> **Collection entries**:
○ ○ ○ ○

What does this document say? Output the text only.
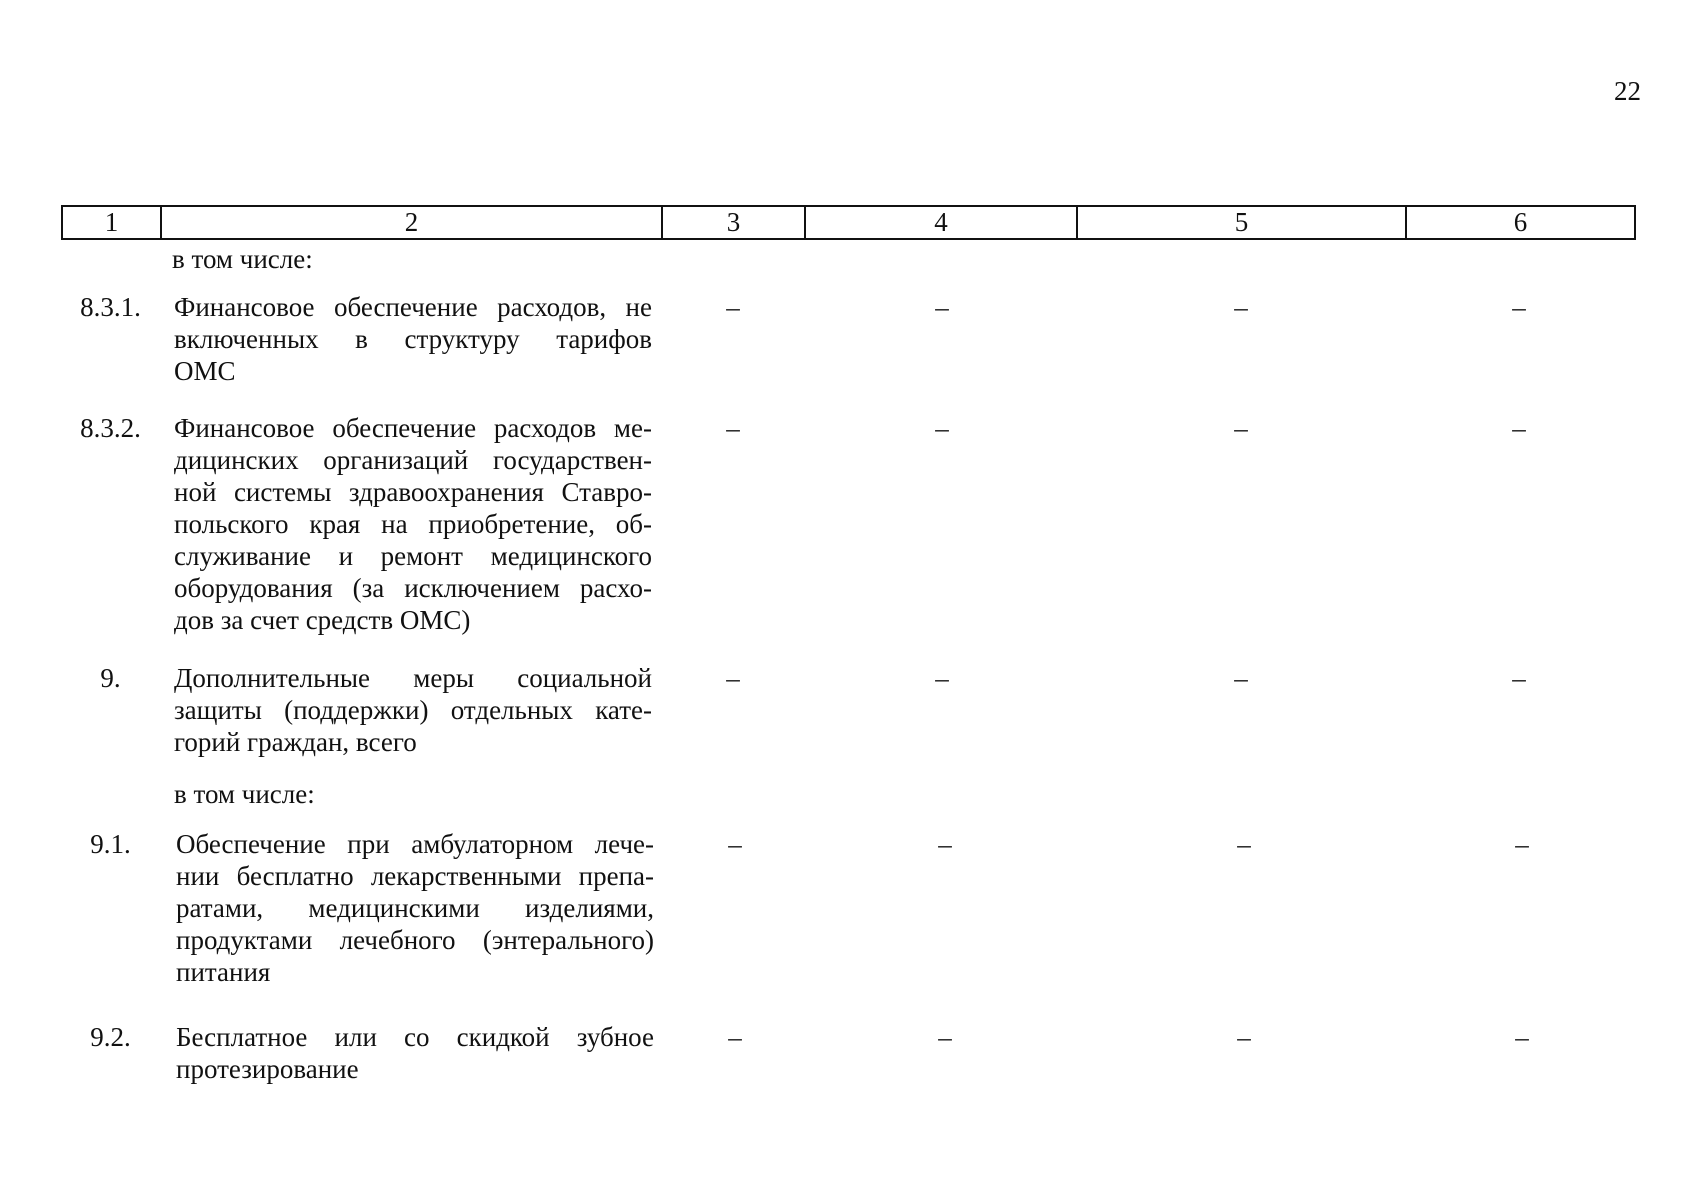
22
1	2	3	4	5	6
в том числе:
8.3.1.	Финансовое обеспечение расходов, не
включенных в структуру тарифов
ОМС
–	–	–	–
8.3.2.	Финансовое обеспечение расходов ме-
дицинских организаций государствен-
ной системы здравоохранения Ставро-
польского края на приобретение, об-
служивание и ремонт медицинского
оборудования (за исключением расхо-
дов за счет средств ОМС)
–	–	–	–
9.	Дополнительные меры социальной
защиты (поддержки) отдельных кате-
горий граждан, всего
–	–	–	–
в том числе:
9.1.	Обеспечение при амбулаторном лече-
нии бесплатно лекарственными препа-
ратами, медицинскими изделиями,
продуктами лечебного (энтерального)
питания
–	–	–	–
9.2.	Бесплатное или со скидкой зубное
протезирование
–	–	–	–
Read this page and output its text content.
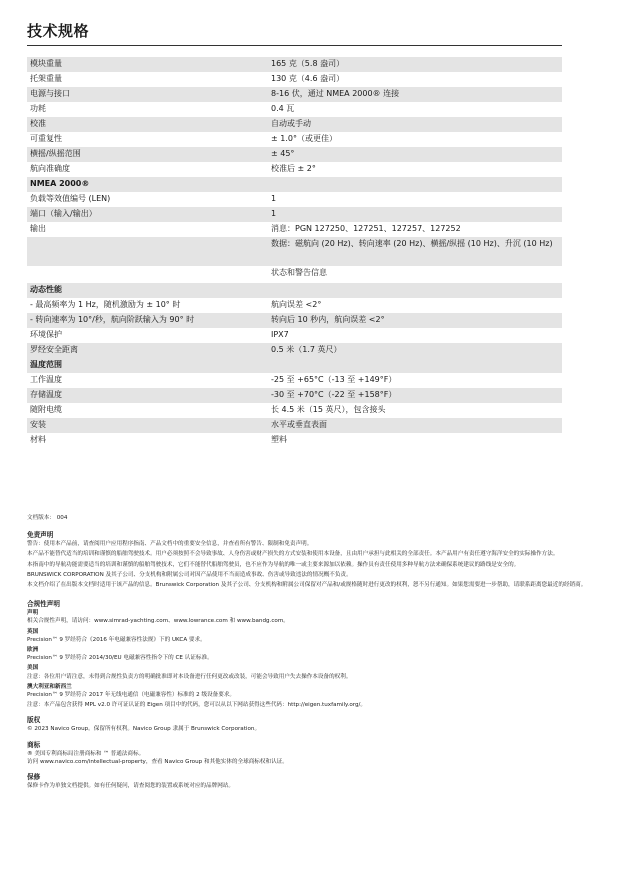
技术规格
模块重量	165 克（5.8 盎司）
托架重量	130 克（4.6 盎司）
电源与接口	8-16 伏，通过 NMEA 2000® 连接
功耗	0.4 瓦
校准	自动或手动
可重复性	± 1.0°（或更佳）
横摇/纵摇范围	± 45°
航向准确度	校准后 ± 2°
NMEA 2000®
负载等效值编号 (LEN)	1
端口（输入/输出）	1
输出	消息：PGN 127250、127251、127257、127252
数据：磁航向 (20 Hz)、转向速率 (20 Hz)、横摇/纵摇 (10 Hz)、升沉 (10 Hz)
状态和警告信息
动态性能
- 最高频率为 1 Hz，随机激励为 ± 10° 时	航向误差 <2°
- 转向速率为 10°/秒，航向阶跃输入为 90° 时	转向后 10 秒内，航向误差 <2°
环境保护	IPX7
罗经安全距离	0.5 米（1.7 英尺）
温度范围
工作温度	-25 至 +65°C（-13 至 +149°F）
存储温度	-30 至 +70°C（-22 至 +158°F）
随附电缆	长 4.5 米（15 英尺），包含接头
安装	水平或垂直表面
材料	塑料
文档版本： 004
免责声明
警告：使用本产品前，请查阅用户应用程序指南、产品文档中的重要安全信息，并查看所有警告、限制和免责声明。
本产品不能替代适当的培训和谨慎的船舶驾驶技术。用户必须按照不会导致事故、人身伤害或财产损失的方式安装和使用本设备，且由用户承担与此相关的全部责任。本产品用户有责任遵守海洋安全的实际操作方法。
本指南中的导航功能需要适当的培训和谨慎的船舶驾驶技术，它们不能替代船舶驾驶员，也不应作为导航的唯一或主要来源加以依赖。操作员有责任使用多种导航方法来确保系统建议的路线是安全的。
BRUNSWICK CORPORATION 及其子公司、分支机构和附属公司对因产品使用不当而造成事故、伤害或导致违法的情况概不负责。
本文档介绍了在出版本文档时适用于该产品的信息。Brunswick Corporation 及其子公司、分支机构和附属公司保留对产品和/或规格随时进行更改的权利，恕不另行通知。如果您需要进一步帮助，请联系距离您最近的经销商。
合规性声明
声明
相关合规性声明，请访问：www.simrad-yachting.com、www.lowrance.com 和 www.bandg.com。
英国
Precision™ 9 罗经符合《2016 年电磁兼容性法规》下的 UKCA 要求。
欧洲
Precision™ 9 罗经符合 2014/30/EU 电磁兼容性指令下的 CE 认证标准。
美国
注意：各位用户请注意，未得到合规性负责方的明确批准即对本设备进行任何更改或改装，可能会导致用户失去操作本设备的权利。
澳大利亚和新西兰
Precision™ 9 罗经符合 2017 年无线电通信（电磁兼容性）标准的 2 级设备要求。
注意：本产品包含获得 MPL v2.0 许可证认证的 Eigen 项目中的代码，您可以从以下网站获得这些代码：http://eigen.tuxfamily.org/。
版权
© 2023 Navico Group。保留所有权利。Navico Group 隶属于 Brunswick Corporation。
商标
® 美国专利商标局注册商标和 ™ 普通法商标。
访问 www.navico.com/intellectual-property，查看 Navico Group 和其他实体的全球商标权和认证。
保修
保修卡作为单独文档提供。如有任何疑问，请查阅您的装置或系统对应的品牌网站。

○ ○ ○ ○

> **Exercise task**:
Using the records above, gather all lines where the string "расходов" is present.

> **Exercise solution**:
8.3.1.	Финансовое обеспечение расходов, не
8.3.2.	Финансовое обеспечение расходов ме-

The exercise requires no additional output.